▸ **Directions for this task**
For the records that follow, return only the count of lines containing the string "Administration".

▸ **Raw records**

○ ○ ○ ○

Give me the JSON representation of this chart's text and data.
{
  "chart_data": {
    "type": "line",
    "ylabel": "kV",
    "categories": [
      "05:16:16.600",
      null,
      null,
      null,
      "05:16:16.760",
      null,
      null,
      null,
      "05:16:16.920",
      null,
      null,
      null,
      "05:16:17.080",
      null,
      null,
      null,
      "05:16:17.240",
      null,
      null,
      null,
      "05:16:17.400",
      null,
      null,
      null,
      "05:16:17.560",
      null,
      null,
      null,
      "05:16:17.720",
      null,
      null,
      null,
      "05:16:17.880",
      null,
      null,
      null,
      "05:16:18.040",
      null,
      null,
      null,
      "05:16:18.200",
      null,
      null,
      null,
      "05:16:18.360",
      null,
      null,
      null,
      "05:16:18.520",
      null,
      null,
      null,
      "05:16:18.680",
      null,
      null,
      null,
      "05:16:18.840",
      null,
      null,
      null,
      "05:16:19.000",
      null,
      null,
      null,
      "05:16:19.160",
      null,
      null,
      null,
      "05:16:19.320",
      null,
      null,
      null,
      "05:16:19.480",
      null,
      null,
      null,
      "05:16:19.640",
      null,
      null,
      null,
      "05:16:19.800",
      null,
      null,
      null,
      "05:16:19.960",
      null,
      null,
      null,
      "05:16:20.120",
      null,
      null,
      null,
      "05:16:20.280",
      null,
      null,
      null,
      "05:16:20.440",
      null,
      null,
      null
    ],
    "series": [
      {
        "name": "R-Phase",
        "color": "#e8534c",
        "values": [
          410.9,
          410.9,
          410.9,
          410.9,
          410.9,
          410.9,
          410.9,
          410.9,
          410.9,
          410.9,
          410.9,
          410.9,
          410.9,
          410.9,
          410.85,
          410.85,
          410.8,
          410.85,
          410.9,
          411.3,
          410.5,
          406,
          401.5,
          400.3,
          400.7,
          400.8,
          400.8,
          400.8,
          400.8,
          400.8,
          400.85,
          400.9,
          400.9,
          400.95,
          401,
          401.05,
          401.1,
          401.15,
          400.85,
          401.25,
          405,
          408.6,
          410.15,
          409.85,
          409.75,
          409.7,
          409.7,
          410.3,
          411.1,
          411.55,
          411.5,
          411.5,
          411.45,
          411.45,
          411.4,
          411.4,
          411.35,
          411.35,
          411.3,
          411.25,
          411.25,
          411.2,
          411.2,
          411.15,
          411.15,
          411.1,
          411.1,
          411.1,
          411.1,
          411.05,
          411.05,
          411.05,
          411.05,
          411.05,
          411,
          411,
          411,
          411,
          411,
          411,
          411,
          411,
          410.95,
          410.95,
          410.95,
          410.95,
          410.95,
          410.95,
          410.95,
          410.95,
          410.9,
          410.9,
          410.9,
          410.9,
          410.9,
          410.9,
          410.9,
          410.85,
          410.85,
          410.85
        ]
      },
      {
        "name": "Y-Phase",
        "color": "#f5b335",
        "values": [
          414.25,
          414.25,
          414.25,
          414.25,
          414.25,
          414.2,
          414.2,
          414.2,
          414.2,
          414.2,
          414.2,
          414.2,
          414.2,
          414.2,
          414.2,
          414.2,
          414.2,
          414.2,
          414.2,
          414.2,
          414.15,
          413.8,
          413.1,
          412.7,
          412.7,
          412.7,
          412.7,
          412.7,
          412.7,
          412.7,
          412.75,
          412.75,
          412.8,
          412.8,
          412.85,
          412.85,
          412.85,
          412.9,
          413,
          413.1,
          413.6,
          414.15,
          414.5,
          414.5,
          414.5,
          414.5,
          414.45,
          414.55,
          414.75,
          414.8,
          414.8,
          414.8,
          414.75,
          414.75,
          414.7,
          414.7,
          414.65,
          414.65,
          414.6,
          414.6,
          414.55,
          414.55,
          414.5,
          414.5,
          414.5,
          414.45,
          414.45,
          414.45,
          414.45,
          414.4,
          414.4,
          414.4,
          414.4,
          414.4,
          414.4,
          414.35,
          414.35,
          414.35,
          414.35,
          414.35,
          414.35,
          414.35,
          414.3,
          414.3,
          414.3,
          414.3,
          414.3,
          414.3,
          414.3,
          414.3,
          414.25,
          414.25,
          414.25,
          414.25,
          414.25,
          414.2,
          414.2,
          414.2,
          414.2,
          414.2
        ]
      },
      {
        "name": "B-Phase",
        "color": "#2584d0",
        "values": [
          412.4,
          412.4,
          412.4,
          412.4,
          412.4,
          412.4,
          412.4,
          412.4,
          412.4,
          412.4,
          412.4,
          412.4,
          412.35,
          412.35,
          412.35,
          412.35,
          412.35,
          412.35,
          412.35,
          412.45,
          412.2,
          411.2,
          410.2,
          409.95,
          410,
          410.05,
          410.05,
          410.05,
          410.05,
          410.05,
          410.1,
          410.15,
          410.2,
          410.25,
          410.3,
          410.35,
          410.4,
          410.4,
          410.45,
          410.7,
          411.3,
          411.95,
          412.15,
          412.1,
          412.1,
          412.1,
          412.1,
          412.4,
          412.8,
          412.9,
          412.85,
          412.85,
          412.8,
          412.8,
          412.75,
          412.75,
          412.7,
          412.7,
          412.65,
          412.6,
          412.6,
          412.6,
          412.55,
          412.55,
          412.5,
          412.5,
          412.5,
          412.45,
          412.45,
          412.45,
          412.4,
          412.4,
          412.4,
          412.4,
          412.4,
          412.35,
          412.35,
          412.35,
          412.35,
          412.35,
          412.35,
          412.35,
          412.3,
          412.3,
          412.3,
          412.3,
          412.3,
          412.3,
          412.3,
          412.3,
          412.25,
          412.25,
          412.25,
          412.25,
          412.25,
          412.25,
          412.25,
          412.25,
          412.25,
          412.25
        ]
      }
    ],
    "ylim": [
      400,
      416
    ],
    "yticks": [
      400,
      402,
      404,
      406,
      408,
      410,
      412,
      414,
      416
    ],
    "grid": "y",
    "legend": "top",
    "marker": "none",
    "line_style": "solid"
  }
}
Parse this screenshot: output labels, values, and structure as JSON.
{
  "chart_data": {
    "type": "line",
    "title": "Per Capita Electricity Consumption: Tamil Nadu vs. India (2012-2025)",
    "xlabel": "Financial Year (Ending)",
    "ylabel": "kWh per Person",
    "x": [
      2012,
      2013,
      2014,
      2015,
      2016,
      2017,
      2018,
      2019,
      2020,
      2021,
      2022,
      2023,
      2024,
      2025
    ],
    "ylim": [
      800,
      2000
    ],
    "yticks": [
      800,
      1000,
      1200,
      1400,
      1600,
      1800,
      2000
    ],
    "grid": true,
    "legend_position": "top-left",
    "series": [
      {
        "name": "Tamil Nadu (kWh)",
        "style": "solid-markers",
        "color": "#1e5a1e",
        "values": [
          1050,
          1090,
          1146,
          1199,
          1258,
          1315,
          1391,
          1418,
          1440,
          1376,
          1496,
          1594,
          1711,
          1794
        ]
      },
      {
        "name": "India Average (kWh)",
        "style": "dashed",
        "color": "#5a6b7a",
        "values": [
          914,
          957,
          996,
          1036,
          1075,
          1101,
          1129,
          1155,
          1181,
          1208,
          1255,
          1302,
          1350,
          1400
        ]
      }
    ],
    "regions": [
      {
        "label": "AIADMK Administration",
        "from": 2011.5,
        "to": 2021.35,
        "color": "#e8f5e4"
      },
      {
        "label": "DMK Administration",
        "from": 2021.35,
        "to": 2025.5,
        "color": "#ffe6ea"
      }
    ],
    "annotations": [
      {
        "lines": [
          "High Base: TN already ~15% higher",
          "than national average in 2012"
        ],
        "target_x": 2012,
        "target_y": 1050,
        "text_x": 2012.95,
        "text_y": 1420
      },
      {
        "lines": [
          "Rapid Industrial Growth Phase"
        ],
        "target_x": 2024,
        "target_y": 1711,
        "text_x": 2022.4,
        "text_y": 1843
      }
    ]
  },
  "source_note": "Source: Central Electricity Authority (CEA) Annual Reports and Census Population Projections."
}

○ ○ ○ ○

▸ **Result of the exercise**
2